*WHAT IS REQUIRED*:
Every record must be written out once more, with nothing added or omitted.

*DATA FOR THIS EXERCISE*:

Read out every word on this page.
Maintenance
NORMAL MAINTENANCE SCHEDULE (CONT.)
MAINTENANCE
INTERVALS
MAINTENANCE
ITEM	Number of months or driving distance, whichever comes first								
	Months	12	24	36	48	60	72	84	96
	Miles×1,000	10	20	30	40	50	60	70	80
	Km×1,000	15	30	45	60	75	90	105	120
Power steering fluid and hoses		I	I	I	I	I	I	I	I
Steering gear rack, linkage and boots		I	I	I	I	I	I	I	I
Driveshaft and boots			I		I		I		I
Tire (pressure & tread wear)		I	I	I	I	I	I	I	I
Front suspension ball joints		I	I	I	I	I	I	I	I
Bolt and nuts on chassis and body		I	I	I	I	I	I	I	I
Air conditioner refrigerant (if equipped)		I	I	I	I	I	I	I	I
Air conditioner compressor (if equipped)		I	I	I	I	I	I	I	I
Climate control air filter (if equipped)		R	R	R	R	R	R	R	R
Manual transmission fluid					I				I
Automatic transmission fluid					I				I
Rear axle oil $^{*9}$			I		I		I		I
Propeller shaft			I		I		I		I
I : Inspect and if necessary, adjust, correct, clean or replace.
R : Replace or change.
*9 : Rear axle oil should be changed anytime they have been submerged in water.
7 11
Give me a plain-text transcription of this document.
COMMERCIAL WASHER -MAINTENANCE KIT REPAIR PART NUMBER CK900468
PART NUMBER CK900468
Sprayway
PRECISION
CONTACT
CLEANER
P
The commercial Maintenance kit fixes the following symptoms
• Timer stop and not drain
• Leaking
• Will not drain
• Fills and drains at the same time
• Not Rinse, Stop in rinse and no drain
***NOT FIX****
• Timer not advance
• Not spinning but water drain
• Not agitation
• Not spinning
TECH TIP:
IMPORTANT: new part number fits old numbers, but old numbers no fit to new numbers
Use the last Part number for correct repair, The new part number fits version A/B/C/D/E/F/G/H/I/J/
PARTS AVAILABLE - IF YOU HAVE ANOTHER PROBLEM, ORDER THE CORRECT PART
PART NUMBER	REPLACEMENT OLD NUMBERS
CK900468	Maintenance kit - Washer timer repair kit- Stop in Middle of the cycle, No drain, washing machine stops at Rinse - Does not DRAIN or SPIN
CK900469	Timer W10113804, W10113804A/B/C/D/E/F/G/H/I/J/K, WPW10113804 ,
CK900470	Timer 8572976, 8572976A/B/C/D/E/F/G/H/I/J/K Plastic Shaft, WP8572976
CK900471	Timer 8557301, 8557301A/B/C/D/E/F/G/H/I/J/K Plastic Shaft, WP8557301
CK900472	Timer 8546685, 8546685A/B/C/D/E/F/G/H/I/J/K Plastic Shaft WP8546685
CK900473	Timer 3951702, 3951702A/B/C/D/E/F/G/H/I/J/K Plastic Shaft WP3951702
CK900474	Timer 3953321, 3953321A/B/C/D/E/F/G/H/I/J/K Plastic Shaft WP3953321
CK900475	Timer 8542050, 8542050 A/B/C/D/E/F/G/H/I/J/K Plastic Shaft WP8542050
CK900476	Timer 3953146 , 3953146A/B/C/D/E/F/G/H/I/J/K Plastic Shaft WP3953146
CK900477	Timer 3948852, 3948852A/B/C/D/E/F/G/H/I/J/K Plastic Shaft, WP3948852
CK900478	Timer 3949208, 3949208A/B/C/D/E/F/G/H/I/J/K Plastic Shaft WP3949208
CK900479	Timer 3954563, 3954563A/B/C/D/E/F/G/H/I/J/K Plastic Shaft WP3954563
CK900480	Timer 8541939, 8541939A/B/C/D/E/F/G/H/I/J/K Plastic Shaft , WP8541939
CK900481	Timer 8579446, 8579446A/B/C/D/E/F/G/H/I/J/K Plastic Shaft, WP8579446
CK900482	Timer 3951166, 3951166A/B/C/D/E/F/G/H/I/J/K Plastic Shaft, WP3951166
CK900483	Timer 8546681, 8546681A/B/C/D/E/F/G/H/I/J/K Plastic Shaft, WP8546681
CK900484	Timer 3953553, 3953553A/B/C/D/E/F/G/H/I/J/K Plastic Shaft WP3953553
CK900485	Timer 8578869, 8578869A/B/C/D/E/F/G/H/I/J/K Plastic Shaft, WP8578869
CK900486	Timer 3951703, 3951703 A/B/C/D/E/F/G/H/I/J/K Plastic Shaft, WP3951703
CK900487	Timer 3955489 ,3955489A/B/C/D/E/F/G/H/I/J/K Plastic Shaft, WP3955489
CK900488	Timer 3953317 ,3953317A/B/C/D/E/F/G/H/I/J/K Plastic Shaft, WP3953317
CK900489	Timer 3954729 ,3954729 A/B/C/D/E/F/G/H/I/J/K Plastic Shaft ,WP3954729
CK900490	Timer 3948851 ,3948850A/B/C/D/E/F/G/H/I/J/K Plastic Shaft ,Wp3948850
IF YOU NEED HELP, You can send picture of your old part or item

*RESPONSE FOR THIS EXERCISE*:
Read out every word on this page.
Maintenance
NORMAL MAINTENANCE SCHEDULE (CONT.)
MAINTENANCE
INTERVALS
MAINTENANCE
ITEM	Number of months or driving distance, whichever comes first								
	Months	12	24	36	48	60	72	84	96
	Miles×1,000	10	20	30	40	50	60	70	80
	Km×1,000	15	30	45	60	75	90	105	120
Power steering fluid and hoses		I	I	I	I	I	I	I	I
Steering gear rack, linkage and boots		I	I	I	I	I	I	I	I
Driveshaft and boots			I		I		I		I
Tire (pressure & tread wear)		I	I	I	I	I	I	I	I
Front suspension ball joints		I	I	I	I	I	I	I	I
Bolt and nuts on chassis and body		I	I	I	I	I	I	I	I
Air conditioner refrigerant (if equipped)		I	I	I	I	I	I	I	I
Air conditioner compressor (if equipped)		I	I	I	I	I	I	I	I
Climate control air filter (if equipped)		R	R	R	R	R	R	R	R
Manual transmission fluid					I				I
Automatic transmission fluid					I				I
Rear axle oil $^{*9}$			I		I		I		I
Propeller shaft			I		I		I		I
I : Inspect and if necessary, adjust, correct, clean or replace.
R : Replace or change.
*9 : Rear axle oil should be changed anytime they have been submerged in water.
7 11
Give me a plain-text transcription of this document.
COMMERCIAL WASHER -MAINTENANCE KIT REPAIR PART NUMBER CK900468
PART NUMBER CK900468
Sprayway
PRECISION
CONTACT
CLEANER
P
The commercial Maintenance kit fixes the following symptoms
• Timer stop and not drain
• Leaking
• Will not drain
• Fills and drains at the same time
• Not Rinse, Stop in rinse and no drain
***NOT FIX****
• Timer not advance
• Not spinning but water drain
• Not agitation
• Not spinning
TECH TIP:
IMPORTANT: new part number fits old numbers, but old numbers no fit to new numbers
Use the last Part number for correct repair, The new part number fits version A/B/C/D/E/F/G/H/I/J/
PARTS AVAILABLE - IF YOU HAVE ANOTHER PROBLEM, ORDER THE CORRECT PART
PART NUMBER	REPLACEMENT OLD NUMBERS
CK900468	Maintenance kit - Washer timer repair kit- Stop in Middle of the cycle, No drain, washing machine stops at Rinse - Does not DRAIN or SPIN
CK900469	Timer W10113804, W10113804A/B/C/D/E/F/G/H/I/J/K, WPW10113804 ,
CK900470	Timer 8572976, 8572976A/B/C/D/E/F/G/H/I/J/K Plastic Shaft, WP8572976
CK900471	Timer 8557301, 8557301A/B/C/D/E/F/G/H/I/J/K Plastic Shaft, WP8557301
CK900472	Timer 8546685, 8546685A/B/C/D/E/F/G/H/I/J/K Plastic Shaft WP8546685
CK900473	Timer 3951702, 3951702A/B/C/D/E/F/G/H/I/J/K Plastic Shaft WP3951702
CK900474	Timer 3953321, 3953321A/B/C/D/E/F/G/H/I/J/K Plastic Shaft WP3953321
CK900475	Timer 8542050, 8542050 A/B/C/D/E/F/G/H/I/J/K Plastic Shaft WP8542050
CK900476	Timer 3953146 , 3953146A/B/C/D/E/F/G/H/I/J/K Plastic Shaft WP3953146
CK900477	Timer 3948852, 3948852A/B/C/D/E/F/G/H/I/J/K Plastic Shaft, WP3948852
CK900478	Timer 3949208, 3949208A/B/C/D/E/F/G/H/I/J/K Plastic Shaft WP3949208
CK900479	Timer 3954563, 3954563A/B/C/D/E/F/G/H/I/J/K Plastic Shaft WP3954563
CK900480	Timer 8541939, 8541939A/B/C/D/E/F/G/H/I/J/K Plastic Shaft , WP8541939
CK900481	Timer 8579446, 8579446A/B/C/D/E/F/G/H/I/J/K Plastic Shaft, WP8579446
CK900482	Timer 3951166, 3951166A/B/C/D/E/F/G/H/I/J/K Plastic Shaft, WP3951166
CK900483	Timer 8546681, 8546681A/B/C/D/E/F/G/H/I/J/K Plastic Shaft, WP8546681
CK900484	Timer 3953553, 3953553A/B/C/D/E/F/G/H/I/J/K Plastic Shaft WP3953553
CK900485	Timer 8578869, 8578869A/B/C/D/E/F/G/H/I/J/K Plastic Shaft, WP8578869
CK900486	Timer 3951703, 3951703 A/B/C/D/E/F/G/H/I/J/K Plastic Shaft, WP3951703
CK900487	Timer 3955489 ,3955489A/B/C/D/E/F/G/H/I/J/K Plastic Shaft, WP3955489
CK900488	Timer 3953317 ,3953317A/B/C/D/E/F/G/H/I/J/K Plastic Shaft, WP3953317
CK900489	Timer 3954729 ,3954729 A/B/C/D/E/F/G/H/I/J/K Plastic Shaft ,WP3954729
CK900490	Timer 3948851 ,3948850A/B/C/D/E/F/G/H/I/J/K Plastic Shaft ,Wp3948850
IF YOU NEED HELP, You can send picture of your old part or item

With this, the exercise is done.